((
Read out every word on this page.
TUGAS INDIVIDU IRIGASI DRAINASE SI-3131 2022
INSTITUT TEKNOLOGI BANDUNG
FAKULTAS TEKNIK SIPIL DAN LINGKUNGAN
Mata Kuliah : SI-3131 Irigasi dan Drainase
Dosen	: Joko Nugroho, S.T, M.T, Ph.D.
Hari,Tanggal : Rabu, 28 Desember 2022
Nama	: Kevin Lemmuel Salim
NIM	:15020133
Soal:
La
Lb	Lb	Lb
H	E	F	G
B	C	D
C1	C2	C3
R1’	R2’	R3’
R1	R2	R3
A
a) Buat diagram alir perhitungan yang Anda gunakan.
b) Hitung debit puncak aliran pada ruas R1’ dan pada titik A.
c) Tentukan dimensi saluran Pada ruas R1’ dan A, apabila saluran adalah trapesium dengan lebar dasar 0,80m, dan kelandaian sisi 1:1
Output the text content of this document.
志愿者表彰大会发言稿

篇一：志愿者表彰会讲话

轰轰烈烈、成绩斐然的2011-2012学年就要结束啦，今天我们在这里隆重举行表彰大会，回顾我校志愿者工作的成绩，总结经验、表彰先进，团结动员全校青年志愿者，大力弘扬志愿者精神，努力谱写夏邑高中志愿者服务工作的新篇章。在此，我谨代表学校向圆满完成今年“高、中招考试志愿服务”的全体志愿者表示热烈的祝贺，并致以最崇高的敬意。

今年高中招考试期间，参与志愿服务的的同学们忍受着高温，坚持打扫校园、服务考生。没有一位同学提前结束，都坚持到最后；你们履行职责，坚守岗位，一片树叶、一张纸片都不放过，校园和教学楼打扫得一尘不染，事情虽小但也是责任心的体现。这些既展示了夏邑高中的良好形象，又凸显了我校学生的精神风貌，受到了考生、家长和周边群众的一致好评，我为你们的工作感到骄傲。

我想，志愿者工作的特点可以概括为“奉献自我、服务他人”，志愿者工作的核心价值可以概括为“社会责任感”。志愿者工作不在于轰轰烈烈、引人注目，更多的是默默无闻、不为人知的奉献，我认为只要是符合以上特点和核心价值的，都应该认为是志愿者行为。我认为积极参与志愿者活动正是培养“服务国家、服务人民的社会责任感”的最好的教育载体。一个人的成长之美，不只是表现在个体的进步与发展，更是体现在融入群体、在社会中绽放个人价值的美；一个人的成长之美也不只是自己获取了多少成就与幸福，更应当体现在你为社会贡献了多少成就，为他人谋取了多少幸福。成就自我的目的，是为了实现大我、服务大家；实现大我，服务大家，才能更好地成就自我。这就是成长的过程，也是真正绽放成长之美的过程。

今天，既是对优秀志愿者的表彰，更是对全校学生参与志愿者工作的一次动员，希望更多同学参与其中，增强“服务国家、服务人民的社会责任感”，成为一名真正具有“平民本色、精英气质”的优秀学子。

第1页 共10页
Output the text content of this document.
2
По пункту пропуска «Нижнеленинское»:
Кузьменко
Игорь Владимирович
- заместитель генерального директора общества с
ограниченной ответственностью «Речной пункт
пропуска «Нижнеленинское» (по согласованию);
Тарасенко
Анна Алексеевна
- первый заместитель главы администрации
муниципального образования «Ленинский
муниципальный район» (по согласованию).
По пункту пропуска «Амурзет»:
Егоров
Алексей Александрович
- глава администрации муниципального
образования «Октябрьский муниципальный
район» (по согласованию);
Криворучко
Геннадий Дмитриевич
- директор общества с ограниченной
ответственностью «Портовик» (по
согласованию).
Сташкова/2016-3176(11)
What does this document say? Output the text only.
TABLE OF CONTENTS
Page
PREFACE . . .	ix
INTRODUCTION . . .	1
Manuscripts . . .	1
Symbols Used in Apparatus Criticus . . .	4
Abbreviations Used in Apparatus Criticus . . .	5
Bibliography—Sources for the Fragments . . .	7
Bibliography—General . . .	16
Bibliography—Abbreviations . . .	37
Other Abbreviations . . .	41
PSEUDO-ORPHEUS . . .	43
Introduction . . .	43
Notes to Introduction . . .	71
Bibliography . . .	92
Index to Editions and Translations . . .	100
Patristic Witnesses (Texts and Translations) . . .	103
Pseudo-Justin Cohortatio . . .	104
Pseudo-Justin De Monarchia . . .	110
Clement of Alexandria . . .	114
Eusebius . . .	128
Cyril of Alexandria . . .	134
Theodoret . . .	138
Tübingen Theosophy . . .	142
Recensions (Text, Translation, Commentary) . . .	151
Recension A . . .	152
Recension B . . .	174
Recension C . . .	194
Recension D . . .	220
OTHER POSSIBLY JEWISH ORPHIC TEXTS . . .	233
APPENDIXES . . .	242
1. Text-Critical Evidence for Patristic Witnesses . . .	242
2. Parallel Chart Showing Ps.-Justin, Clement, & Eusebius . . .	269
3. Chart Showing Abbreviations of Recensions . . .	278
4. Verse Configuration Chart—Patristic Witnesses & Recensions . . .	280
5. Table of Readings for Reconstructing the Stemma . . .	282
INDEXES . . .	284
))
## [Task objective]
Give the material above again, word for word.

## [Full solution]
Read out every word on this page.
TUGAS INDIVIDU IRIGASI DRAINASE SI-3131 2022
INSTITUT TEKNOLOGI BANDUNG
FAKULTAS TEKNIK SIPIL DAN LINGKUNGAN
Mata Kuliah : SI-3131 Irigasi dan Drainase
Dosen	: Joko Nugroho, S.T, M.T, Ph.D.
Hari,Tanggal : Rabu, 28 Desember 2022
Nama	: Kevin Lemmuel Salim
NIM	:15020133
Soal:
La
Lb	Lb	Lb
H	E	F	G
B	C	D
C1	C2	C3
R1’	R2’	R3’
R1	R2	R3
A
a) Buat diagram alir perhitungan yang Anda gunakan.
b) Hitung debit puncak aliran pada ruas R1’ dan pada titik A.
c) Tentukan dimensi saluran Pada ruas R1’ dan A, apabila saluran adalah trapesium dengan lebar dasar 0,80m, dan kelandaian sisi 1:1
Output the text content of this document.
志愿者表彰大会发言稿

篇一：志愿者表彰会讲话

轰轰烈烈、成绩斐然的2011-2012学年就要结束啦，今天我们在这里隆重举行表彰大会，回顾我校志愿者工作的成绩，总结经验、表彰先进，团结动员全校青年志愿者，大力弘扬志愿者精神，努力谱写夏邑高中志愿者服务工作的新篇章。在此，我谨代表学校向圆满完成今年“高、中招考试志愿服务”的全体志愿者表示热烈的祝贺，并致以最崇高的敬意。

今年高中招考试期间，参与志愿服务的的同学们忍受着高温，坚持打扫校园、服务考生。没有一位同学提前结束，都坚持到最后；你们履行职责，坚守岗位，一片树叶、一张纸片都不放过，校园和教学楼打扫得一尘不染，事情虽小但也是责任心的体现。这些既展示了夏邑高中的良好形象，又凸显了我校学生的精神风貌，受到了考生、家长和周边群众的一致好评，我为你们的工作感到骄傲。

我想，志愿者工作的特点可以概括为“奉献自我、服务他人”，志愿者工作的核心价值可以概括为“社会责任感”。志愿者工作不在于轰轰烈烈、引人注目，更多的是默默无闻、不为人知的奉献，我认为只要是符合以上特点和核心价值的，都应该认为是志愿者行为。我认为积极参与志愿者活动正是培养“服务国家、服务人民的社会责任感”的最好的教育载体。一个人的成长之美，不只是表现在个体的进步与发展，更是体现在融入群体、在社会中绽放个人价值的美；一个人的成长之美也不只是自己获取了多少成就与幸福，更应当体现在你为社会贡献了多少成就，为他人谋取了多少幸福。成就自我的目的，是为了实现大我、服务大家；实现大我，服务大家，才能更好地成就自我。这就是成长的过程，也是真正绽放成长之美的过程。

今天，既是对优秀志愿者的表彰，更是对全校学生参与志愿者工作的一次动员，希望更多同学参与其中，增强“服务国家、服务人民的社会责任感”，成为一名真正具有“平民本色、精英气质”的优秀学子。

第1页 共10页
Output the text content of this document.
2
По пункту пропуска «Нижнеленинское»:
Кузьменко
Игорь Владимирович
- заместитель генерального директора общества с
ограниченной ответственностью «Речной пункт
пропуска «Нижнеленинское» (по согласованию);
Тарасенко
Анна Алексеевна
- первый заместитель главы администрации
муниципального образования «Ленинский
муниципальный район» (по согласованию).
По пункту пропуска «Амурзет»:
Егоров
Алексей Александрович
- глава администрации муниципального
образования «Октябрьский муниципальный
район» (по согласованию);
Криворучко
Геннадий Дмитриевич
- директор общества с ограниченной
ответственностью «Портовик» (по
согласованию).
Сташкова/2016-3176(11)
What does this document say? Output the text only.
TABLE OF CONTENTS
Page
PREFACE . . .	ix
INTRODUCTION . . .	1
Manuscripts . . .	1
Symbols Used in Apparatus Criticus . . .	4
Abbreviations Used in Apparatus Criticus . . .	5
Bibliography—Sources for the Fragments . . .	7
Bibliography—General . . .	16
Bibliography—Abbreviations . . .	37
Other Abbreviations . . .	41
PSEUDO-ORPHEUS . . .	43
Introduction . . .	43
Notes to Introduction . . .	71
Bibliography . . .	92
Index to Editions and Translations . . .	100
Patristic Witnesses (Texts and Translations) . . .	103
Pseudo-Justin Cohortatio . . .	104
Pseudo-Justin De Monarchia . . .	110
Clement of Alexandria . . .	114
Eusebius . . .	128
Cyril of Alexandria . . .	134
Theodoret . . .	138
Tübingen Theosophy . . .	142
Recensions (Text, Translation, Commentary) . . .	151
Recension A . . .	152
Recension B . . .	174
Recension C . . .	194
Recension D . . .	220
OTHER POSSIBLY JEWISH ORPHIC TEXTS . . .	233
APPENDIXES . . .	242
1. Text-Critical Evidence for Patristic Witnesses . . .	242
2. Parallel Chart Showing Ps.-Justin, Clement, & Eusebius . . .	269
3. Chart Showing Abbreviations of Recensions . . .	278
4. Verse Configuration Chart—Patristic Witnesses & Recensions . . .	280
5. Table of Readings for Reconstructing the Stemma . . .	282
INDEXES . . .	284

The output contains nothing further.